[Entries with figure data]
----------------------------------------

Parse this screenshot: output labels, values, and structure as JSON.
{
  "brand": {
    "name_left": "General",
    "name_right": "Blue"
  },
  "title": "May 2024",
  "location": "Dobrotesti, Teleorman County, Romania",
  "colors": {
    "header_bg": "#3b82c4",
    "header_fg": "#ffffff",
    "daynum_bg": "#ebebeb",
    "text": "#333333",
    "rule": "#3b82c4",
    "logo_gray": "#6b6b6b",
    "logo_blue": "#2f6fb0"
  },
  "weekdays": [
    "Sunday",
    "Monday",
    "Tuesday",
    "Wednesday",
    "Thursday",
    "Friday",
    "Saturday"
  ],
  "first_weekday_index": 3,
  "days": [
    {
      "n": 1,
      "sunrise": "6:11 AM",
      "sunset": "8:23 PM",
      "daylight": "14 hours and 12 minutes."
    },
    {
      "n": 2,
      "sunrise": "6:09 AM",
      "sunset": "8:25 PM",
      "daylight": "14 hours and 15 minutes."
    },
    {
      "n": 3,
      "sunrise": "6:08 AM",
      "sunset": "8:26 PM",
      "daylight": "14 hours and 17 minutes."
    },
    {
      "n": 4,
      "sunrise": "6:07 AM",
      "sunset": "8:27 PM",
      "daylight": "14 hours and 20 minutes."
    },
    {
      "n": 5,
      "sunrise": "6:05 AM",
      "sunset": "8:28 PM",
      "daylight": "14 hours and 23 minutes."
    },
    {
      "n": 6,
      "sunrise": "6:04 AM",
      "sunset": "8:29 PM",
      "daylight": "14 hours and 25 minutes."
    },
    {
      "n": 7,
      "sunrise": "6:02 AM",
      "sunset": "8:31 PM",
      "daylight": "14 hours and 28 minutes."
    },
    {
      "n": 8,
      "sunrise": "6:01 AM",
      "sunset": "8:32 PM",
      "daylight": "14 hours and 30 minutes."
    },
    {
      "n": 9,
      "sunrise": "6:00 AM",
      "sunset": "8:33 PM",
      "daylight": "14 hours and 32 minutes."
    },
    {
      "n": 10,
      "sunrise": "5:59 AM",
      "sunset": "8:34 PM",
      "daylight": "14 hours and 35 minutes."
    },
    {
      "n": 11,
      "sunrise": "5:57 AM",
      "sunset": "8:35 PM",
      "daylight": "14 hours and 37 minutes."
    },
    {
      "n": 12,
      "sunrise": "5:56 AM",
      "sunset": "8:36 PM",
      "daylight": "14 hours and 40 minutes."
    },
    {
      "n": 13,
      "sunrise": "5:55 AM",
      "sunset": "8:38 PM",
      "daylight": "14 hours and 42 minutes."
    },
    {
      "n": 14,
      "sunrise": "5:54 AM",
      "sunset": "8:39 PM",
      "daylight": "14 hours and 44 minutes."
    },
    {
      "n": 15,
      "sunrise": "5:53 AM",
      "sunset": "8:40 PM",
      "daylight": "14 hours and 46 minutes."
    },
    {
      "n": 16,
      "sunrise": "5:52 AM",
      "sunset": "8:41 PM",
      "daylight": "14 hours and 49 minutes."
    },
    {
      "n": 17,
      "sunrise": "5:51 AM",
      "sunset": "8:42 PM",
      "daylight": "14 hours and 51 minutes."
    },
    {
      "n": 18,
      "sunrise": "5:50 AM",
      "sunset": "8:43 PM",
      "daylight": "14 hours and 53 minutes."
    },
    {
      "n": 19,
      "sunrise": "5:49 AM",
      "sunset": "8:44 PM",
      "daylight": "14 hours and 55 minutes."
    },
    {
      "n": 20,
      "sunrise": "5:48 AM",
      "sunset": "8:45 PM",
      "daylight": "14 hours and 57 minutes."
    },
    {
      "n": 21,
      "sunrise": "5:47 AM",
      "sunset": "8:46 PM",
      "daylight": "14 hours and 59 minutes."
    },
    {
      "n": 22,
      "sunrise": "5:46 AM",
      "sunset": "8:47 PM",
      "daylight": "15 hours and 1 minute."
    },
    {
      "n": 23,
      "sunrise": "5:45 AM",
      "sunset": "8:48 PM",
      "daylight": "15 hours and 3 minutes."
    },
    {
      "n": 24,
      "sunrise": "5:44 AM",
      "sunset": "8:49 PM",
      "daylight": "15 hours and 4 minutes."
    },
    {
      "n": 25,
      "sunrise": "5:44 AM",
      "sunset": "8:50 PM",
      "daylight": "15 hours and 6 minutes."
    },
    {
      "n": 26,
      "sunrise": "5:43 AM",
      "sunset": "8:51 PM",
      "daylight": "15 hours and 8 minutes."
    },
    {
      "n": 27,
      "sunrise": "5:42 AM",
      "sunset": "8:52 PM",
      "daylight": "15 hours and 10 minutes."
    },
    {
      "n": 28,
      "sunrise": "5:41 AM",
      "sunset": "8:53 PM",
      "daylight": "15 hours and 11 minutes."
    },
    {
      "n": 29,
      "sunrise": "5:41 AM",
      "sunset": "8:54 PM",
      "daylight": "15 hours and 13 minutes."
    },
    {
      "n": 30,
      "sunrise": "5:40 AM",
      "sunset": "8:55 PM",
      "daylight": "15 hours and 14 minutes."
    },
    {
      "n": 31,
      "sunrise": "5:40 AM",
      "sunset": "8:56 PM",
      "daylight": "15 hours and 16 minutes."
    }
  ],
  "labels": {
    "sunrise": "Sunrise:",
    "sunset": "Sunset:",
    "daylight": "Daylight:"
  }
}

----------------------------------------

Challenge: From the listing above, extract all records word for word.

Exercise solution:
Parse this screenshot: output labels, values, and structure as JSON.
{
  "brand": {
    "name_left": "General",
    "name_right": "Blue"
  },
  "title": "May 2024",
  "location": "Dobrotesti, Teleorman County, Romania",
  "colors": {
    "header_bg": "#3b82c4",
    "header_fg": "#ffffff",
    "daynum_bg": "#ebebeb",
    "text": "#333333",
    "rule": "#3b82c4",
    "logo_gray": "#6b6b6b",
    "logo_blue": "#2f6fb0"
  },
  "weekdays": [
    "Sunday",
    "Monday",
    "Tuesday",
    "Wednesday",
    "Thursday",
    "Friday",
    "Saturday"
  ],
  "first_weekday_index": 3,
  "days": [
    {
      "n": 1,
      "sunrise": "6:11 AM",
      "sunset": "8:23 PM",
      "daylight": "14 hours and 12 minutes."
    },
    {
      "n": 2,
      "sunrise": "6:09 AM",
      "sunset": "8:25 PM",
      "daylight": "14 hours and 15 minutes."
    },
    {
      "n": 3,
      "sunrise": "6:08 AM",
      "sunset": "8:26 PM",
      "daylight": "14 hours and 17 minutes."
    },
    {
      "n": 4,
      "sunrise": "6:07 AM",
      "sunset": "8:27 PM",
      "daylight": "14 hours and 20 minutes."
    },
    {
      "n": 5,
      "sunrise": "6:05 AM",
      "sunset": "8:28 PM",
      "daylight": "14 hours and 23 minutes."
    },
    {
      "n": 6,
      "sunrise": "6:04 AM",
      "sunset": "8:29 PM",
      "daylight": "14 hours and 25 minutes."
    },
    {
      "n": 7,
      "sunrise": "6:02 AM",
      "sunset": "8:31 PM",
      "daylight": "14 hours and 28 minutes."
    },
    {
      "n": 8,
      "sunrise": "6:01 AM",
      "sunset": "8:32 PM",
      "daylight": "14 hours and 30 minutes."
    },
    {
      "n": 9,
      "sunrise": "6:00 AM",
      "sunset": "8:33 PM",
      "daylight": "14 hours and 32 minutes."
    },
    {
      "n": 10,
      "sunrise": "5:59 AM",
      "sunset": "8:34 PM",
      "daylight": "14 hours and 35 minutes."
    },
    {
      "n": 11,
      "sunrise": "5:57 AM",
      "sunset": "8:35 PM",
      "daylight": "14 hours and 37 minutes."
    },
    {
      "n": 12,
      "sunrise": "5:56 AM",
      "sunset": "8:36 PM",
      "daylight": "14 hours and 40 minutes."
    },
    {
      "n": 13,
      "sunrise": "5:55 AM",
      "sunset": "8:38 PM",
      "daylight": "14 hours and 42 minutes."
    },
    {
      "n": 14,
      "sunrise": "5:54 AM",
      "sunset": "8:39 PM",
      "daylight": "14 hours and 44 minutes."
    },
    {
      "n": 15,
      "sunrise": "5:53 AM",
      "sunset": "8:40 PM",
      "daylight": "14 hours and 46 minutes."
    },
    {
      "n": 16,
      "sunrise": "5:52 AM",
      "sunset": "8:41 PM",
      "daylight": "14 hours and 49 minutes."
    },
    {
      "n": 17,
      "sunrise": "5:51 AM",
      "sunset": "8:42 PM",
      "daylight": "14 hours and 51 minutes."
    },
    {
      "n": 18,
      "sunrise": "5:50 AM",
      "sunset": "8:43 PM",
      "daylight": "14 hours and 53 minutes."
    },
    {
      "n": 19,
      "sunrise": "5:49 AM",
      "sunset": "8:44 PM",
      "daylight": "14 hours and 55 minutes."
    },
    {
      "n": 20,
      "sunrise": "5:48 AM",
      "sunset": "8:45 PM",
      "daylight": "14 hours and 57 minutes."
    },
    {
      "n": 21,
      "sunrise": "5:47 AM",
      "sunset": "8:46 PM",
      "daylight": "14 hours and 59 minutes."
    },
    {
      "n": 22,
      "sunrise": "5:46 AM",
      "sunset": "8:47 PM",
      "daylight": "15 hours and 1 minute."
    },
    {
      "n": 23,
      "sunrise": "5:45 AM",
      "sunset": "8:48 PM",
      "daylight": "15 hours and 3 minutes."
    },
    {
      "n": 24,
      "sunrise": "5:44 AM",
      "sunset": "8:49 PM",
      "daylight": "15 hours and 4 minutes."
    },
    {
      "n": 25,
      "sunrise": "5:44 AM",
      "sunset": "8:50 PM",
      "daylight": "15 hours and 6 minutes."
    },
    {
      "n": 26,
      "sunrise": "5:43 AM",
      "sunset": "8:51 PM",
      "daylight": "15 hours and 8 minutes."
    },
    {
      "n": 27,
      "sunrise": "5:42 AM",
      "sunset": "8:52 PM",
      "daylight": "15 hours and 10 minutes."
    },
    {
      "n": 28,
      "sunrise": "5:41 AM",
      "sunset": "8:53 PM",
      "daylight": "15 hours and 11 minutes."
    },
    {
      "n": 29,
      "sunrise": "5:41 AM",
      "sunset": "8:54 PM",
      "daylight": "15 hours and 13 minutes."
    },
    {
      "n": 30,
      "sunrise": "5:40 AM",
      "sunset": "8:55 PM",
      "daylight": "15 hours and 14 minutes."
    },
    {
      "n": 31,
      "sunrise": "5:40 AM",
      "sunset": "8:56 PM",
      "daylight": "15 hours and 16 minutes."
    }
  ],
  "labels": {
    "sunrise": "Sunrise:",
    "sunset": "Sunset:",
    "daylight": "Daylight:"
  }
}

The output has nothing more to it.